» **Objective**:
Reproduce every one of the rows below word for word, with no changes to any character.
####
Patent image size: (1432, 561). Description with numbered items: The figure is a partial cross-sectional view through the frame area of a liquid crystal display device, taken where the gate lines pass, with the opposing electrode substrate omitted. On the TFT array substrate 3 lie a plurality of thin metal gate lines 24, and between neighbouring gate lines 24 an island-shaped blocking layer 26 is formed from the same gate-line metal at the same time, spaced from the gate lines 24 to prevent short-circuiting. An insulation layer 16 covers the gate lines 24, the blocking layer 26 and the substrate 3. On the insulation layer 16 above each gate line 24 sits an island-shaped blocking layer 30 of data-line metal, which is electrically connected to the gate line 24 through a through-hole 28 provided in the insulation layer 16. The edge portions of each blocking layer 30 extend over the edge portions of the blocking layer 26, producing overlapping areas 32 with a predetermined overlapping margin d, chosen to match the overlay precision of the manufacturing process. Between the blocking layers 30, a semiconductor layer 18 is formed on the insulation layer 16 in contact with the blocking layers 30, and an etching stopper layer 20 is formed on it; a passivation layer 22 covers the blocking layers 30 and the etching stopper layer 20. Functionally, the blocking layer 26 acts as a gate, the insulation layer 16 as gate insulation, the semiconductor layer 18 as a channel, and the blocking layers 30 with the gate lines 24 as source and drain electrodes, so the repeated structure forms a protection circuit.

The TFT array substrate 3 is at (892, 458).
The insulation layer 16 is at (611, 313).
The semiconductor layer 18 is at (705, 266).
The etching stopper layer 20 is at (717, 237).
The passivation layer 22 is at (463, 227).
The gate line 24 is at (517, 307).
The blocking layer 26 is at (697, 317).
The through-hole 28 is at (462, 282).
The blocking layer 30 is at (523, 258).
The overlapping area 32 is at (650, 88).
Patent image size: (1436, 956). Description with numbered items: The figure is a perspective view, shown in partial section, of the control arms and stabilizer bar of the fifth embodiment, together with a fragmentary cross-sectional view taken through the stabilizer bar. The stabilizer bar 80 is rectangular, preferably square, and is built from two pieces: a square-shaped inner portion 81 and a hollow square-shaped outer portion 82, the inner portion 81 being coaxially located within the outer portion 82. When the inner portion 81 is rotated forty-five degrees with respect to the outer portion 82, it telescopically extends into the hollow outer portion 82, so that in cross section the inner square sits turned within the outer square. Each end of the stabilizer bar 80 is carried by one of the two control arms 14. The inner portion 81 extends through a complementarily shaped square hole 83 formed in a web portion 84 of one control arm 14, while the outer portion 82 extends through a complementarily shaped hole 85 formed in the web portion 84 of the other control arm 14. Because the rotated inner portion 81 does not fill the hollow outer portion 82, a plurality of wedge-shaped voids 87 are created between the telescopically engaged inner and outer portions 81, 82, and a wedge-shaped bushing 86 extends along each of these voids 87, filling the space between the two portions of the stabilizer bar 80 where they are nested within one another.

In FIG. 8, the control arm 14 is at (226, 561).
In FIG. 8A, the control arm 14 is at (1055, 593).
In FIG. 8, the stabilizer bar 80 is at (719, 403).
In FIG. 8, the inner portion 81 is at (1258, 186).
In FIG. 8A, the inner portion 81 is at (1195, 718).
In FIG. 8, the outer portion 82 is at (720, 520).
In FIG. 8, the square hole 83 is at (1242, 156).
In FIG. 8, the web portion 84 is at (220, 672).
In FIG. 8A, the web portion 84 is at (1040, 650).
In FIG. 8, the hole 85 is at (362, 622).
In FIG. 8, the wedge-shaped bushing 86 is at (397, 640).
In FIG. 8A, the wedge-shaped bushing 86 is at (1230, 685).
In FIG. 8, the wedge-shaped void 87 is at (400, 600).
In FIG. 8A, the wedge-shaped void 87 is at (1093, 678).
####
» **Response to the task**:
Patent image size: (1432, 561). Description with numbered items: The figure is a partial cross-sectional view through the frame area of a liquid crystal display device, taken where the gate lines pass, with the opposing electrode substrate omitted. On the TFT array substrate 3 lie a plurality of thin metal gate lines 24, and between neighbouring gate lines 24 an island-shaped blocking layer 26 is formed from the same gate-line metal at the same time, spaced from the gate lines 24 to prevent short-circuiting. An insulation layer 16 covers the gate lines 24, the blocking layer 26 and the substrate 3. On the insulation layer 16 above each gate line 24 sits an island-shaped blocking layer 30 of data-line metal, which is electrically connected to the gate line 24 through a through-hole 28 provided in the insulation layer 16. The edge portions of each blocking layer 30 extend over the edge portions of the blocking layer 26, producing overlapping areas 32 with a predetermined overlapping margin d, chosen to match the overlay precision of the manufacturing process. Between the blocking layers 30, a semiconductor layer 18 is formed on the insulation layer 16 in contact with the blocking layers 30, and an etching stopper layer 20 is formed on it; a passivation layer 22 covers the blocking layers 30 and the etching stopper layer 20. Functionally, the blocking layer 26 acts as a gate, the insulation layer 16 as gate insulation, the semiconductor layer 18 as a channel, and the blocking layers 30 with the gate lines 24 as source and drain electrodes, so the repeated structure forms a protection circuit.

The TFT array substrate 3 is at (892, 458).
The insulation layer 16 is at (611, 313).
The semiconductor layer 18 is at (705, 266).
The etching stopper layer 20 is at (717, 237).
The passivation layer 22 is at (463, 227).
The gate line 24 is at (517, 307).
The blocking layer 26 is at (697, 317).
The through-hole 28 is at (462, 282).
The blocking layer 30 is at (523, 258).
The overlapping area 32 is at (650, 88).
Patent image size: (1436, 956). Description with numbered items: The figure is a perspective view, shown in partial section, of the control arms and stabilizer bar of the fifth embodiment, together with a fragmentary cross-sectional view taken through the stabilizer bar. The stabilizer bar 80 is rectangular, preferably square, and is built from two pieces: a square-shaped inner portion 81 and a hollow square-shaped outer portion 82, the inner portion 81 being coaxially located within the outer portion 82. When the inner portion 81 is rotated forty-five degrees with respect to the outer portion 82, it telescopically extends into the hollow outer portion 82, so that in cross section the inner square sits turned within the outer square. Each end of the stabilizer bar 80 is carried by one of the two control arms 14. The inner portion 81 extends through a complementarily shaped square hole 83 formed in a web portion 84 of one control arm 14, while the outer portion 82 extends through a complementarily shaped hole 85 formed in the web portion 84 of the other control arm 14. Because the rotated inner portion 81 does not fill the hollow outer portion 82, a plurality of wedge-shaped voids 87 are created between the telescopically engaged inner and outer portions 81, 82, and a wedge-shaped bushing 86 extends along each of these voids 87, filling the space between the two portions of the stabilizer bar 80 where they are nested within one another.

In FIG. 8, the control arm 14 is at (226, 561).
In FIG. 8A, the control arm 14 is at (1055, 593).
In FIG. 8, the stabilizer bar 80 is at (719, 403).
In FIG. 8, the inner portion 81 is at (1258, 186).
In FIG. 8A, the inner portion 81 is at (1195, 718).
In FIG. 8, the outer portion 82 is at (720, 520).
In FIG. 8, the square hole 83 is at (1242, 156).
In FIG. 8, the web portion 84 is at (220, 672).
In FIG. 8A, the web portion 84 is at (1040, 650).
In FIG. 8, the hole 85 is at (362, 622).
In FIG. 8, the wedge-shaped bushing 86 is at (397, 640).
In FIG. 8A, the wedge-shaped bushing 86 is at (1230, 685).
In FIG. 8, the wedge-shaped void 87 is at (400, 600).
In FIG. 8A, the wedge-shaped void 87 is at (1093, 678).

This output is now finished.